# start of Records to process
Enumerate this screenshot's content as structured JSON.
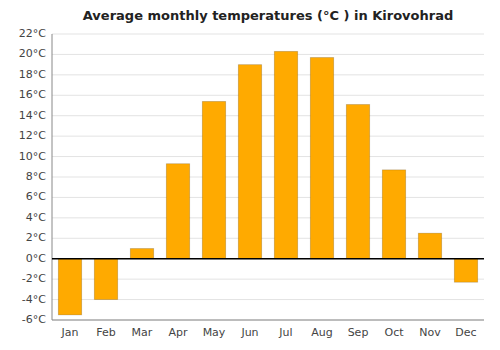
{
  "chart_data": {
    "type": "bar",
    "title": "Average monthly temperatures (°C ) in Kirovohrad",
    "categories": [
      "Jan",
      "Feb",
      "Mar",
      "Apr",
      "May",
      "Jun",
      "Jul",
      "Aug",
      "Sep",
      "Oct",
      "Nov",
      "Dec"
    ],
    "values": [
      -5.5,
      -4.0,
      1.0,
      9.3,
      15.4,
      19.0,
      20.3,
      19.7,
      15.1,
      8.7,
      2.5,
      -2.3
    ],
    "color": "#FFAA00",
    "ylim": [
      -6,
      22
    ],
    "yticks": [
      {
        "value": -6,
        "label": "-6°C"
      },
      {
        "value": -4,
        "label": "-4°C"
      },
      {
        "value": -2,
        "label": "-2°C"
      },
      {
        "value": 0,
        "label": "0°C"
      },
      {
        "value": 2,
        "label": "2°C"
      },
      {
        "value": 4,
        "label": "4°C"
      },
      {
        "value": 6,
        "label": "6°C"
      },
      {
        "value": 8,
        "label": "8°C"
      },
      {
        "value": 10,
        "label": "10°C"
      },
      {
        "value": 12,
        "label": "12°C"
      },
      {
        "value": 14,
        "label": "14°C"
      },
      {
        "value": 16,
        "label": "16°C"
      },
      {
        "value": 18,
        "label": "18°C"
      },
      {
        "value": 20,
        "label": "20°C"
      },
      {
        "value": 22,
        "label": "22°C"
      }
    ],
    "grid": true
  }
}
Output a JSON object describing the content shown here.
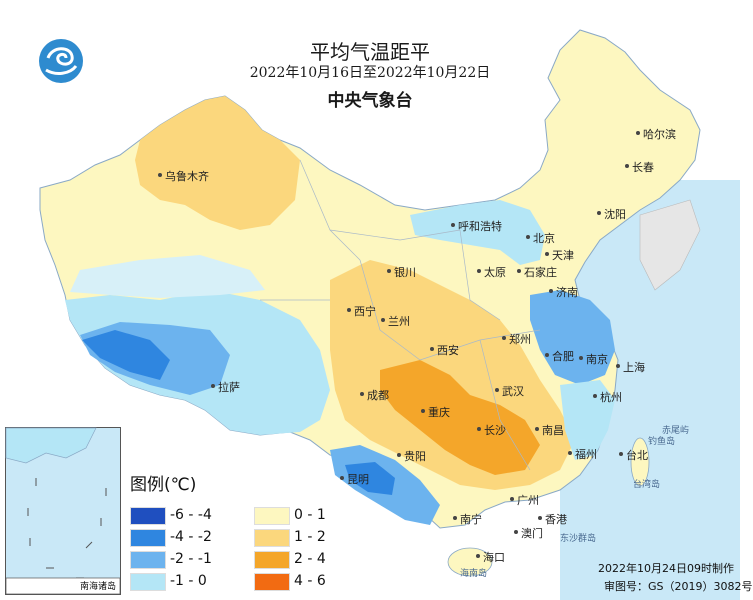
{
  "header": {
    "title": "平均气温距平",
    "period": "2022年10月16日至2022年10月22日",
    "organization": "中央气象台"
  },
  "legend": {
    "title": "图例(℃)",
    "items": [
      {
        "label": "-6 - -4",
        "color": "#1f4fbf"
      },
      {
        "label": "-4 - -2",
        "color": "#2f86e0"
      },
      {
        "label": "-2 - -1",
        "color": "#6cb3ee"
      },
      {
        "label": "-1 - 0",
        "color": "#b4e6f6"
      },
      {
        "label": "0 - 1",
        "color": "#fdf7c0"
      },
      {
        "label": "1 - 2",
        "color": "#fbd77d"
      },
      {
        "label": "2 - 4",
        "color": "#f4a62a"
      },
      {
        "label": "4 - 6",
        "color": "#f26b12"
      }
    ]
  },
  "cities": [
    "哈尔滨",
    "长春",
    "沈阳",
    "乌鲁木齐",
    "呼和浩特",
    "北京",
    "天津",
    "银川",
    "太原",
    "石家庄",
    "济南",
    "西宁",
    "兰州",
    "郑州",
    "西安",
    "合肥",
    "南京",
    "上海",
    "拉萨",
    "成都",
    "武汉",
    "重庆",
    "杭州",
    "长沙",
    "南昌",
    "贵阳",
    "福州",
    "台北",
    "昆明",
    "广州",
    "南宁",
    "香港",
    "澳门",
    "海口"
  ],
  "seas": [
    "台湾岛",
    "钓鱼岛",
    "赤尾屿",
    "东沙群岛",
    "海南岛"
  ],
  "inset_label": "南海诸岛",
  "footer": {
    "made": "2022年10月24日09时制作",
    "approval": "审图号：GS（2019）3082号"
  }
}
# end of Records to process
**Work required**
Leave the pictures out, and print every line of the listing exactly as written.

**Task result**
Enumerate this screenshot's content as structured JSON.
{
  "chart_data": {
    "type": "bar",
    "title": "Average monthly temperatures (°C ) in Kirovohrad",
    "categories": [
      "Jan",
      "Feb",
      "Mar",
      "Apr",
      "May",
      "Jun",
      "Jul",
      "Aug",
      "Sep",
      "Oct",
      "Nov",
      "Dec"
    ],
    "values": [
      -5.5,
      -4.0,
      1.0,
      9.3,
      15.4,
      19.0,
      20.3,
      19.7,
      15.1,
      8.7,
      2.5,
      -2.3
    ],
    "color": "#FFAA00",
    "ylim": [
      -6,
      22
    ],
    "yticks": [
      {
        "value": -6,
        "label": "-6°C"
      },
      {
        "value": -4,
        "label": "-4°C"
      },
      {
        "value": -2,
        "label": "-2°C"
      },
      {
        "value": 0,
        "label": "0°C"
      },
      {
        "value": 2,
        "label": "2°C"
      },
      {
        "value": 4,
        "label": "4°C"
      },
      {
        "value": 6,
        "label": "6°C"
      },
      {
        "value": 8,
        "label": "8°C"
      },
      {
        "value": 10,
        "label": "10°C"
      },
      {
        "value": 12,
        "label": "12°C"
      },
      {
        "value": 14,
        "label": "14°C"
      },
      {
        "value": 16,
        "label": "16°C"
      },
      {
        "value": 18,
        "label": "18°C"
      },
      {
        "value": 20,
        "label": "20°C"
      },
      {
        "value": 22,
        "label": "22°C"
      }
    ],
    "grid": true
  }
}
Output a JSON object describing the content shown here.
{
  "header": {
    "title": "平均气温距平",
    "period": "2022年10月16日至2022年10月22日",
    "organization": "中央气象台"
  },
  "legend": {
    "title": "图例(℃)",
    "items": [
      {
        "label": "-6 - -4",
        "color": "#1f4fbf"
      },
      {
        "label": "-4 - -2",
        "color": "#2f86e0"
      },
      {
        "label": "-2 - -1",
        "color": "#6cb3ee"
      },
      {
        "label": "-1 - 0",
        "color": "#b4e6f6"
      },
      {
        "label": "0 - 1",
        "color": "#fdf7c0"
      },
      {
        "label": "1 - 2",
        "color": "#fbd77d"
      },
      {
        "label": "2 - 4",
        "color": "#f4a62a"
      },
      {
        "label": "4 - 6",
        "color": "#f26b12"
      }
    ]
  },
  "cities": [
    "哈尔滨",
    "长春",
    "沈阳",
    "乌鲁木齐",
    "呼和浩特",
    "北京",
    "天津",
    "银川",
    "太原",
    "石家庄",
    "济南",
    "西宁",
    "兰州",
    "郑州",
    "西安",
    "合肥",
    "南京",
    "上海",
    "拉萨",
    "成都",
    "武汉",
    "重庆",
    "杭州",
    "长沙",
    "南昌",
    "贵阳",
    "福州",
    "台北",
    "昆明",
    "广州",
    "南宁",
    "香港",
    "澳门",
    "海口"
  ],
  "seas": [
    "台湾岛",
    "钓鱼岛",
    "赤尾屿",
    "东沙群岛",
    "海南岛"
  ],
  "inset_label": "南海诸岛",
  "footer": {
    "made": "2022年10月24日09时制作",
    "approval": "审图号：GS（2019）3082号"
  }
}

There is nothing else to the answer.